_PROBLEM TO SOLVE:_
All of the material should be reproduced exactly, with pictures left out.

Figure dataset records:
»»

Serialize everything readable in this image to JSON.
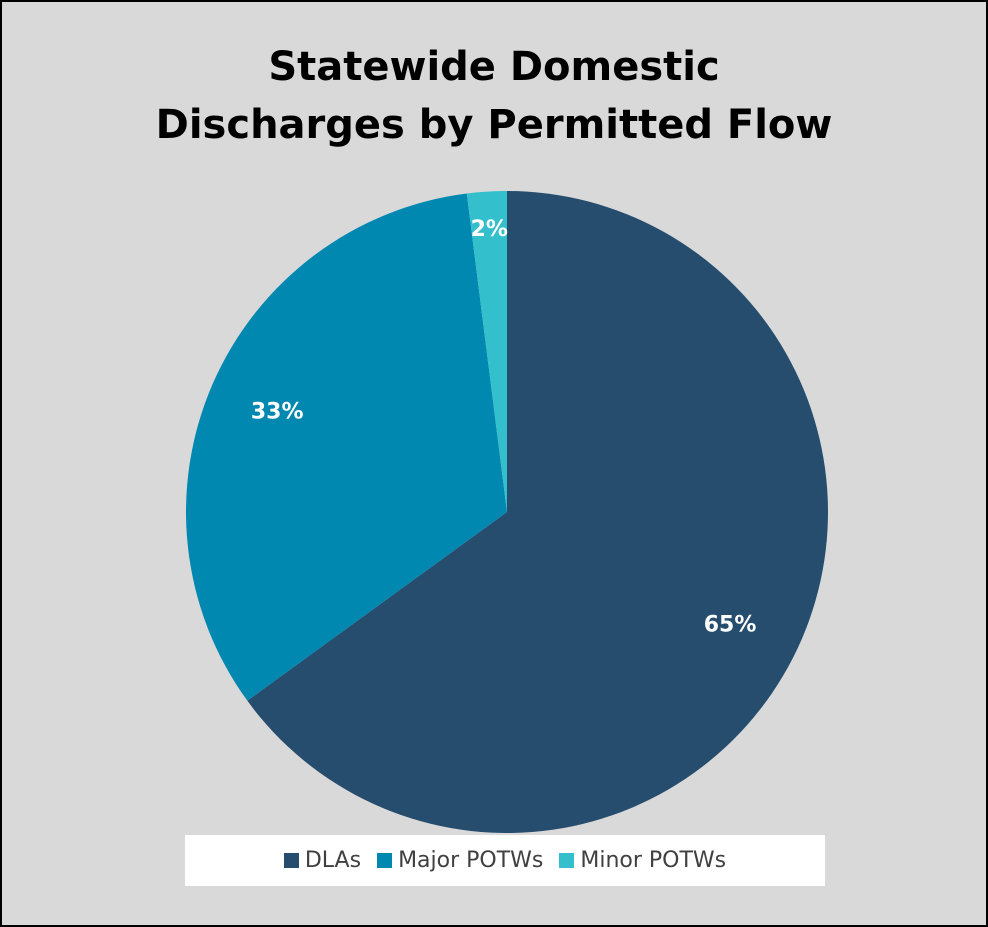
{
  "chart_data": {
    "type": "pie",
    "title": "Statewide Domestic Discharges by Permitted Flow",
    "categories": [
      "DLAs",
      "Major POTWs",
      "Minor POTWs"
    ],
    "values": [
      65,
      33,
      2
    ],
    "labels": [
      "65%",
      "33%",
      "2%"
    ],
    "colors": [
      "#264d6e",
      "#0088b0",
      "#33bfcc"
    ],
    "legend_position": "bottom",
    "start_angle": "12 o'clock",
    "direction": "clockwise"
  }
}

««

_WORKED ANSWER:_
Serialize everything readable in this image to JSON.
{
  "chart_data": {
    "type": "pie",
    "title": "Statewide Domestic Discharges by Permitted Flow",
    "categories": [
      "DLAs",
      "Major POTWs",
      "Minor POTWs"
    ],
    "values": [
      65,
      33,
      2
    ],
    "labels": [
      "65%",
      "33%",
      "2%"
    ],
    "colors": [
      "#264d6e",
      "#0088b0",
      "#33bfcc"
    ],
    "legend_position": "bottom",
    "start_angle": "12 o'clock",
    "direction": "clockwise"
  }
}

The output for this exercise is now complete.